* _SUPPLIED MATERIAL_:
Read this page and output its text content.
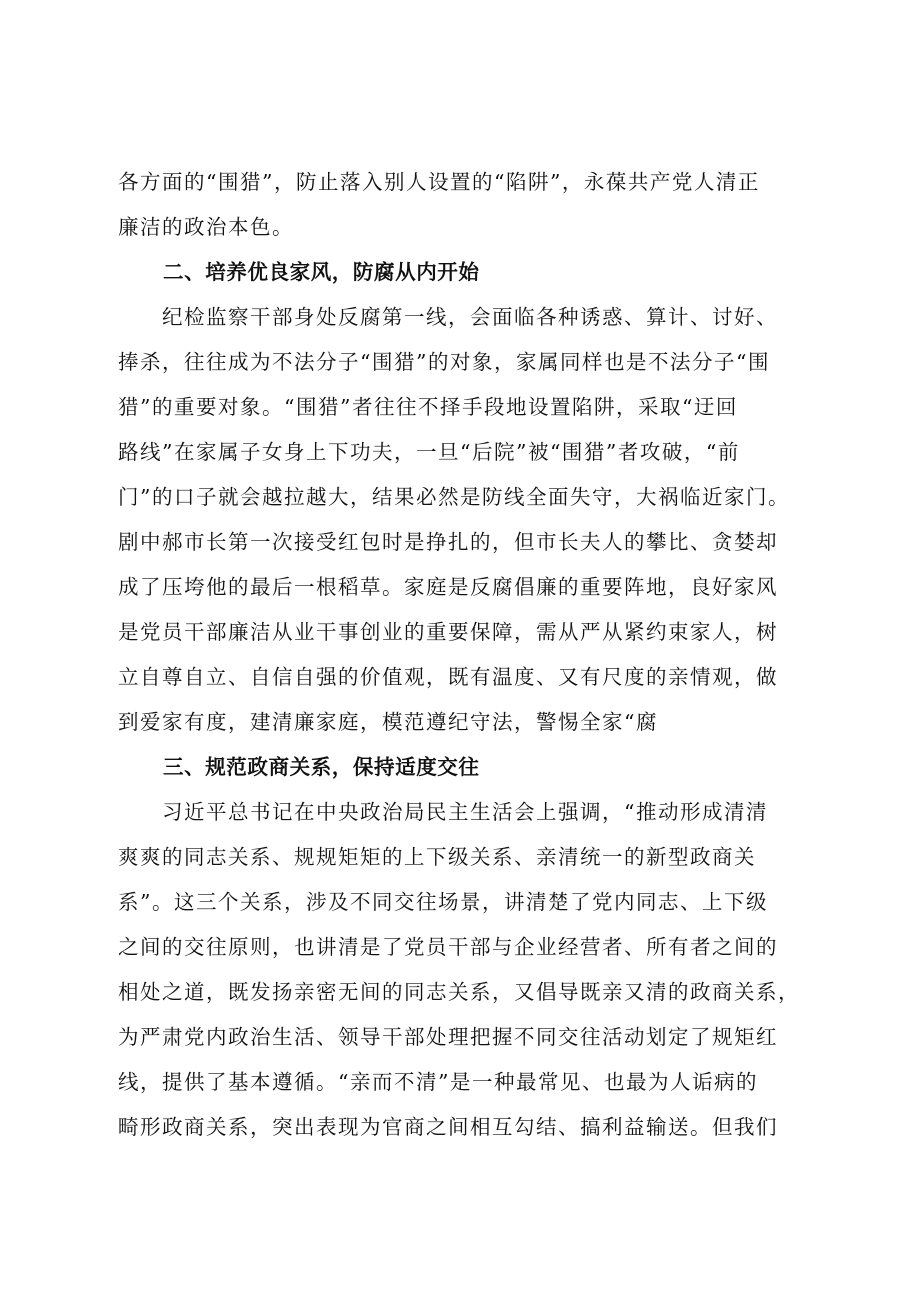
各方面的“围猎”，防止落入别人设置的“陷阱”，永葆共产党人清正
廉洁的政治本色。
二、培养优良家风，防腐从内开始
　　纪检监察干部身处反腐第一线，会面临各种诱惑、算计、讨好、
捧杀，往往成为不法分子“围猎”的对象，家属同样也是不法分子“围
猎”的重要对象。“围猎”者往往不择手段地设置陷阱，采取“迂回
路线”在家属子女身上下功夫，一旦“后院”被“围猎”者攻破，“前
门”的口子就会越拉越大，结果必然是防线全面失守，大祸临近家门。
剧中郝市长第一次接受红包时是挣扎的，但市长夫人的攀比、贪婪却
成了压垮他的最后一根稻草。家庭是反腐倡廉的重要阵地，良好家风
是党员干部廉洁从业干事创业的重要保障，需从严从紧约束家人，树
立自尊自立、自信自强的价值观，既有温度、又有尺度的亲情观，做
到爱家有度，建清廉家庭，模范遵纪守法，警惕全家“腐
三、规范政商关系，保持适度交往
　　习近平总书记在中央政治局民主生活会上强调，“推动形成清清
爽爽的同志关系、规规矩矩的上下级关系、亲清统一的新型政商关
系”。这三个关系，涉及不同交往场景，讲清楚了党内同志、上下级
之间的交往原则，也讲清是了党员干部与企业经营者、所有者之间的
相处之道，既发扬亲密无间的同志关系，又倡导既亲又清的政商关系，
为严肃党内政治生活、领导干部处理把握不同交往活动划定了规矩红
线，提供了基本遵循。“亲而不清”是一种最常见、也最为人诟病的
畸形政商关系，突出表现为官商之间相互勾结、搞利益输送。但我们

* _THE EXERCISE_: Repeat all the data as it stands, dropping any images it holds.

* _TASK RESULT_:
Read this page and output its text content.
各方面的“围猎”，防止落入别人设置的“陷阱”，永葆共产党人清正
廉洁的政治本色。
二、培养优良家风，防腐从内开始
　　纪检监察干部身处反腐第一线，会面临各种诱惑、算计、讨好、
捧杀，往往成为不法分子“围猎”的对象，家属同样也是不法分子“围
猎”的重要对象。“围猎”者往往不择手段地设置陷阱，采取“迂回
路线”在家属子女身上下功夫，一旦“后院”被“围猎”者攻破，“前
门”的口子就会越拉越大，结果必然是防线全面失守，大祸临近家门。
剧中郝市长第一次接受红包时是挣扎的，但市长夫人的攀比、贪婪却
成了压垮他的最后一根稻草。家庭是反腐倡廉的重要阵地，良好家风
是党员干部廉洁从业干事创业的重要保障，需从严从紧约束家人，树
立自尊自立、自信自强的价值观，既有温度、又有尺度的亲情观，做
到爱家有度，建清廉家庭，模范遵纪守法，警惕全家“腐
三、规范政商关系，保持适度交往
　　习近平总书记在中央政治局民主生活会上强调，“推动形成清清
爽爽的同志关系、规规矩矩的上下级关系、亲清统一的新型政商关
系”。这三个关系，涉及不同交往场景，讲清楚了党内同志、上下级
之间的交往原则，也讲清是了党员干部与企业经营者、所有者之间的
相处之道，既发扬亲密无间的同志关系，又倡导既亲又清的政商关系，
为严肃党内政治生活、领导干部处理把握不同交往活动划定了规矩红
线，提供了基本遵循。“亲而不清”是一种最常见、也最为人诟病的
畸形政商关系，突出表现为官商之间相互勾结、搞利益输送。但我们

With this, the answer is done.